**Available records**
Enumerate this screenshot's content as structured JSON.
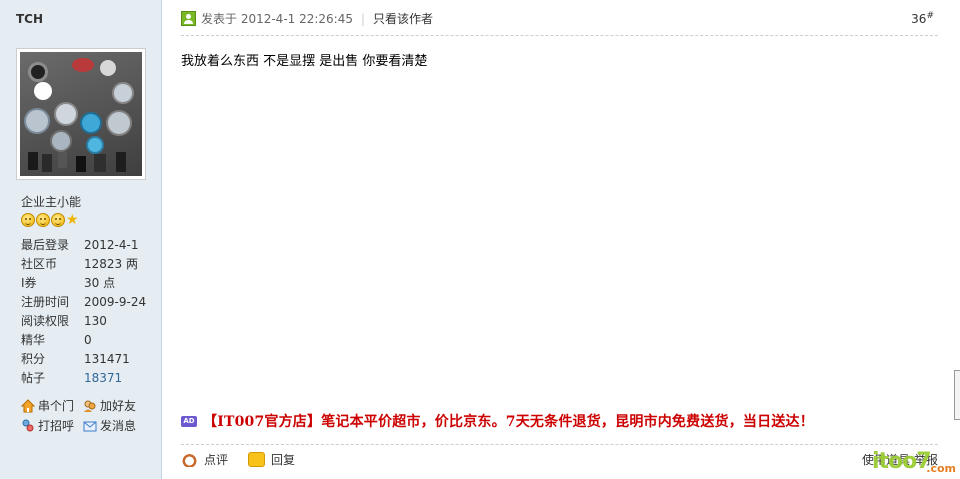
{
  "user": {
    "name": "TCH",
    "rank_title": "企业主小能",
    "stats": [
      {
        "key": "最后登录",
        "value": "2012-4-1"
      },
      {
        "key": "社区币",
        "value": "12823 两"
      },
      {
        "key": "I券",
        "value": "30 点"
      },
      {
        "key": "注册时间",
        "value": "2009-9-24"
      },
      {
        "key": "阅读权限",
        "value": "130"
      },
      {
        "key": "精华",
        "value": "0"
      },
      {
        "key": "积分",
        "value": "131471"
      },
      {
        "key": "帖子",
        "value": "18371"
      }
    ],
    "actions": {
      "visit": "串个门",
      "add_friend": "加好友",
      "greet": "打招呼",
      "message": "发消息"
    }
  },
  "post": {
    "time": "发表于 2012-4-1 22:26:45",
    "only_author": "只看该作者",
    "floor": "36",
    "floor_mark": "#",
    "content": "我放着么东西 不是显摆 是出售 你要看清楚"
  },
  "ad": {
    "badge": "AD",
    "text": "【IT007官方店】笔记本平价超市，价比京东。7天无条件退货，昆明市内免费送货，当日送达！"
  },
  "footer": {
    "comment": "点评",
    "reply": "回复",
    "use_tool": "使用道具",
    "report": "举报"
  },
  "watermark": {
    "main": "itoo7",
    "suffix": ".com"
  },
  "colors": {
    "sidebar_bg": "#e5edf2",
    "ad_red": "#cc0000",
    "link_blue": "#336699"
  }
}
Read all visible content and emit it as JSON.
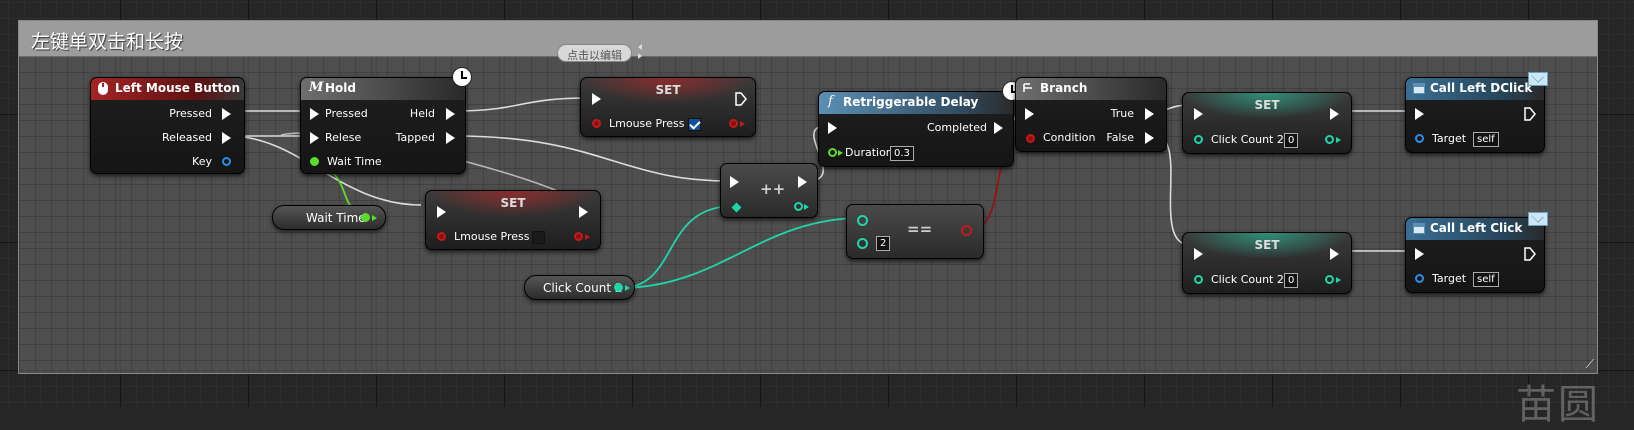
{
  "comment": {
    "title": "左键单双击和长按"
  },
  "watermark": "苗圆",
  "tooltip": {
    "text": "点击以编辑"
  },
  "nodes": {
    "left_mouse_button": {
      "title": "Left Mouse Button",
      "pins": {
        "pressed": "Pressed",
        "released": "Released",
        "key": "Key"
      }
    },
    "hold": {
      "title": "Hold",
      "pins": {
        "pressed": "Pressed",
        "relese": "Relese",
        "wait_time": "Wait Time",
        "held": "Held",
        "tapped": "Tapped"
      }
    },
    "wait_time_var": {
      "label": "Wait Time"
    },
    "set_press_true": {
      "title": "SET",
      "var_label": "Lmouse Press",
      "checked": true
    },
    "set_press_false": {
      "title": "SET",
      "var_label": "Lmouse Press",
      "checked": false
    },
    "increment": {
      "label": "++"
    },
    "click_count_var": {
      "label": "Click Count 2"
    },
    "equals": {
      "label": "==",
      "value": "2"
    },
    "retriggerable_delay": {
      "title": "Retriggerable Delay",
      "pins": {
        "completed": "Completed",
        "duration": "Duration"
      },
      "duration_value": "0.3"
    },
    "branch": {
      "title": "Branch",
      "pins": {
        "condition": "Condition",
        "true": "True",
        "false": "False"
      }
    },
    "set_count_true": {
      "title": "SET",
      "var_label": "Click Count 2",
      "value": "0"
    },
    "set_count_false": {
      "title": "SET",
      "var_label": "Click Count 2",
      "value": "0"
    },
    "call_left_dclick": {
      "title": "Call Left DClick",
      "target_label": "Target",
      "target_value": "self"
    },
    "call_left_click": {
      "title": "Call Left Click",
      "target_label": "Target",
      "target_value": "self"
    }
  },
  "colors": {
    "event_header": "#a52424",
    "exec_wire": "#ffffff",
    "float_pin": "#5ddc2b",
    "int_pin": "#20d5a8",
    "bool_pin": "#c21a1a",
    "object_pin": "#2a8ee8",
    "comment_header": "#9c9c9c"
  }
}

**Stated goal**
All lines of the data above that include the word "content" must be shown.

**Answer to this exercise**
Enumerate this screenshot's content as structured JSON.
    "content": "我放着么东西 不是显摆 是出售 你要看清楚"
Read all visible content and emit it as JSON.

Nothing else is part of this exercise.